## Goal
Keep only the lines that hold the string "Raphael", filtering out the rest of the entries below.

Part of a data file
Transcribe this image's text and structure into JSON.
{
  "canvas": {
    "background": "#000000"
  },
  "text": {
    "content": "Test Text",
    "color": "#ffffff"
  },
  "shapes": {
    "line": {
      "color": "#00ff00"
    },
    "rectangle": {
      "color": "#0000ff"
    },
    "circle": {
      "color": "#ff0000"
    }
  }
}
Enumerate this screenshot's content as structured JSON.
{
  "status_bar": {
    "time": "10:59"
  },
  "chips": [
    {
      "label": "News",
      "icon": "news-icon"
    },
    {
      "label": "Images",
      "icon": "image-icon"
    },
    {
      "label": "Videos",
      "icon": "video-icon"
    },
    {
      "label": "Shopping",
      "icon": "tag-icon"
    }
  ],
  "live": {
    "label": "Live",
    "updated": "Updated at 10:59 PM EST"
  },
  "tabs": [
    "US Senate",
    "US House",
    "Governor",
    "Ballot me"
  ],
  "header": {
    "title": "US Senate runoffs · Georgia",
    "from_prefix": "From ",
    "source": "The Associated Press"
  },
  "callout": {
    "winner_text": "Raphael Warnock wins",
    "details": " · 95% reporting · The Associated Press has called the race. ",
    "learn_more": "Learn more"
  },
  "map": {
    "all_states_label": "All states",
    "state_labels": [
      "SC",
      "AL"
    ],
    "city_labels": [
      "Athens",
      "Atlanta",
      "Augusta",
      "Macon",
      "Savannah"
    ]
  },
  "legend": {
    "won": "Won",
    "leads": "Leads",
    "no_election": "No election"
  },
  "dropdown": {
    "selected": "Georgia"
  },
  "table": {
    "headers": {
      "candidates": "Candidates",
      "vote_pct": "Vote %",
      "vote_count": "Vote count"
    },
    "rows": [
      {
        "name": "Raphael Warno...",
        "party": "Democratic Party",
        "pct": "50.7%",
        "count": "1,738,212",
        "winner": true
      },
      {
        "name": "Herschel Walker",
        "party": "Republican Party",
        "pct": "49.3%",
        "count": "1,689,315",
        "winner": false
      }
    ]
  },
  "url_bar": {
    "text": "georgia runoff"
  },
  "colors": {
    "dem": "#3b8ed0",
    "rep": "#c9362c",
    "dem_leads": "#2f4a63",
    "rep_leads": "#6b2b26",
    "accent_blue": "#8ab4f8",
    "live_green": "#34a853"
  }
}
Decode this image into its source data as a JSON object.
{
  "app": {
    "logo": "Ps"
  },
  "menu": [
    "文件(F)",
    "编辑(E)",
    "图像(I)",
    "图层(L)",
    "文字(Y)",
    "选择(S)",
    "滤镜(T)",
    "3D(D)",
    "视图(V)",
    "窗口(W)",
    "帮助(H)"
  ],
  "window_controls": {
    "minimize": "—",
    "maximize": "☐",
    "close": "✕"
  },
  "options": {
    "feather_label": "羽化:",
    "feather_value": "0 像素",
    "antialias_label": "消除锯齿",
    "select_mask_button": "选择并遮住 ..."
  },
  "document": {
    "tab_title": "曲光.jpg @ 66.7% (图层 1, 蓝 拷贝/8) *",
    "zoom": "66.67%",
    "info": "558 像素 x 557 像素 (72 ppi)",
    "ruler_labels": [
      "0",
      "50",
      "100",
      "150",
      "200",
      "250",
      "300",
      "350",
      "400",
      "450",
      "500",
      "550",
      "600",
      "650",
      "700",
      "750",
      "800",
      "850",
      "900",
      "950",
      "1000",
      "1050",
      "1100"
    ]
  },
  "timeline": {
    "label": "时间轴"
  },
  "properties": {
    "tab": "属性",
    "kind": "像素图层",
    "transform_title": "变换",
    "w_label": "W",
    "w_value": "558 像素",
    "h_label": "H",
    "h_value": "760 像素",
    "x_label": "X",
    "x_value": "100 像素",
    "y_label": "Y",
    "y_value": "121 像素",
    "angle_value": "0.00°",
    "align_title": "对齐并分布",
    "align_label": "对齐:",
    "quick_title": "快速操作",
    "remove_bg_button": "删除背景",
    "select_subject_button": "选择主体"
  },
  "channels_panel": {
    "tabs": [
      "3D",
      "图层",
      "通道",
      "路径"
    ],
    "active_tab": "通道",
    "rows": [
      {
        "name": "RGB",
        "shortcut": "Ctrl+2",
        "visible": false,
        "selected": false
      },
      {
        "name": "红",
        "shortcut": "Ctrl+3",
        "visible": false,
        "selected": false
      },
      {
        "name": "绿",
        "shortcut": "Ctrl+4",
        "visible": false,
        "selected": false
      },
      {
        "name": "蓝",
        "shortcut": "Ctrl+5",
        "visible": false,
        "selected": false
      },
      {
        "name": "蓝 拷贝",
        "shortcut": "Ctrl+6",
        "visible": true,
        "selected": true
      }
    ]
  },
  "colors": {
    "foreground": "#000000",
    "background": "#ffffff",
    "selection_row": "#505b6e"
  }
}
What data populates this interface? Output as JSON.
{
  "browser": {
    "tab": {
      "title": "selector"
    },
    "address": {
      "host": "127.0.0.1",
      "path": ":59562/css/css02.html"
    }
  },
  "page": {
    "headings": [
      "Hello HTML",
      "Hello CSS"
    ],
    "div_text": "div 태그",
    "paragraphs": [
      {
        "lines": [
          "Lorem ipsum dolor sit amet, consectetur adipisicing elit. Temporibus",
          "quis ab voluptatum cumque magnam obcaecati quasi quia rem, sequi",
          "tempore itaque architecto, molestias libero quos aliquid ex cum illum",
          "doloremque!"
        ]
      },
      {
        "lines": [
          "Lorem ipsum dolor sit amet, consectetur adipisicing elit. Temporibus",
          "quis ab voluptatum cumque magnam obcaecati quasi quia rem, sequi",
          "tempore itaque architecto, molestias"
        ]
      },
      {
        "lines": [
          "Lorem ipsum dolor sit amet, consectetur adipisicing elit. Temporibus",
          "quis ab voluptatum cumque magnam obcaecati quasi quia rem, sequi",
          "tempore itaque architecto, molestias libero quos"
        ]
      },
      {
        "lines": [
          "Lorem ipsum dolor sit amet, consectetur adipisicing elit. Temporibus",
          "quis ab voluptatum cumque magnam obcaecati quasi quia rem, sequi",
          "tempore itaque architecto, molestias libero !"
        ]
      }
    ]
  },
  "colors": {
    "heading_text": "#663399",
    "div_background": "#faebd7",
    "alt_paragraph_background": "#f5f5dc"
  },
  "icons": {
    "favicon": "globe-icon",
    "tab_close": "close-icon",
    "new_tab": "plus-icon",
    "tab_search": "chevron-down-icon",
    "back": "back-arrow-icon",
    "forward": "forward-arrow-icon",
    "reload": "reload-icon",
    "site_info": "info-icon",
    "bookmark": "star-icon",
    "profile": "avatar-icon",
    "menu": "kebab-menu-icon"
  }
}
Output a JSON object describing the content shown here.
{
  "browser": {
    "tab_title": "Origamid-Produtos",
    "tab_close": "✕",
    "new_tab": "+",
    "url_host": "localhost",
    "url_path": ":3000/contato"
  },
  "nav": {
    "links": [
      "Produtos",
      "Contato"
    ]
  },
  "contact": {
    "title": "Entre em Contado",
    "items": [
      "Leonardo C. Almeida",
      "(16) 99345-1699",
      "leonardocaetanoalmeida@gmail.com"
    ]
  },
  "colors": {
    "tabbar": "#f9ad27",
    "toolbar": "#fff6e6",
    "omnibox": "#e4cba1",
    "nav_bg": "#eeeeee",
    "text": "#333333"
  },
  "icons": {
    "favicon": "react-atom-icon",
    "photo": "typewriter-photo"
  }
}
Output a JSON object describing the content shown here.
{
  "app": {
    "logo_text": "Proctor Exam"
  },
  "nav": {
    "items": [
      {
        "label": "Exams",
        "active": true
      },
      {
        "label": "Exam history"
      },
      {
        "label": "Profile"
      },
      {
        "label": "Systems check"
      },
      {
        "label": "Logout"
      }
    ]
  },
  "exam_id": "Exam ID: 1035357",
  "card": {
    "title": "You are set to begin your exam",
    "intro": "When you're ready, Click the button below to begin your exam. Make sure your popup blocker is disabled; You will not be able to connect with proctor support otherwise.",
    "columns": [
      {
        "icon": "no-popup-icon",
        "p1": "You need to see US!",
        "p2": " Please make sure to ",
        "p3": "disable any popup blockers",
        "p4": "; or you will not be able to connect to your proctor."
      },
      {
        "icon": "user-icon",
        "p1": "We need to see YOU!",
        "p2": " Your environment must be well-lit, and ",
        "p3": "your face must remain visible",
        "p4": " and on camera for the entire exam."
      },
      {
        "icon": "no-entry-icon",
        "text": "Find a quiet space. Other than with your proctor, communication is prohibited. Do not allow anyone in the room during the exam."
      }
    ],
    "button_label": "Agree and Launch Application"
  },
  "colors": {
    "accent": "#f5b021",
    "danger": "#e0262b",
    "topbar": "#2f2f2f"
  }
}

## Result for this task
    "winner_text": "Raphael Warnock wins",
        "name": "Raphael Warno...",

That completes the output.